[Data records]
"""
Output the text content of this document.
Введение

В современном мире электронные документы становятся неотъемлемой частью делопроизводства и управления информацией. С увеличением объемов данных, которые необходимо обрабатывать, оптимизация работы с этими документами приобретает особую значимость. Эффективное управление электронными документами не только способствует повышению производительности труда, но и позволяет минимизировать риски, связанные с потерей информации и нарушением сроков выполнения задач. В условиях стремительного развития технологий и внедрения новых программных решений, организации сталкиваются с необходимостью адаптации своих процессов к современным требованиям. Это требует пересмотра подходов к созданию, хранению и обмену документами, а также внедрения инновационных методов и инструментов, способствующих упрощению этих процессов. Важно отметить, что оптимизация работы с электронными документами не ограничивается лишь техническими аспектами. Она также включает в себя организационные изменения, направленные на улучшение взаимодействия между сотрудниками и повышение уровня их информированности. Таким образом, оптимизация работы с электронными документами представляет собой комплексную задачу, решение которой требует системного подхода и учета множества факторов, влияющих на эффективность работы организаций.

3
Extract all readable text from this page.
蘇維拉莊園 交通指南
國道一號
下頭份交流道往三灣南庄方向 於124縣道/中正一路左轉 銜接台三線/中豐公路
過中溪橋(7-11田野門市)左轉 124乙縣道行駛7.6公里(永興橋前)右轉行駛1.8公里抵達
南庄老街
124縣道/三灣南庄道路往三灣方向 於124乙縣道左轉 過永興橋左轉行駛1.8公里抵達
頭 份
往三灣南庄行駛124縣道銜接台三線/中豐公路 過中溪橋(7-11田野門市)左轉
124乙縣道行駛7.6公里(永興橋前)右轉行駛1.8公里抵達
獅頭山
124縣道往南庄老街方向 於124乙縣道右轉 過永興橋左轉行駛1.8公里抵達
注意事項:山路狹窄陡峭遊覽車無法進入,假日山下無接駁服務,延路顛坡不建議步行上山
"""
Work through the listing above and report how many lines include the string "永興橋前", with no other text.

2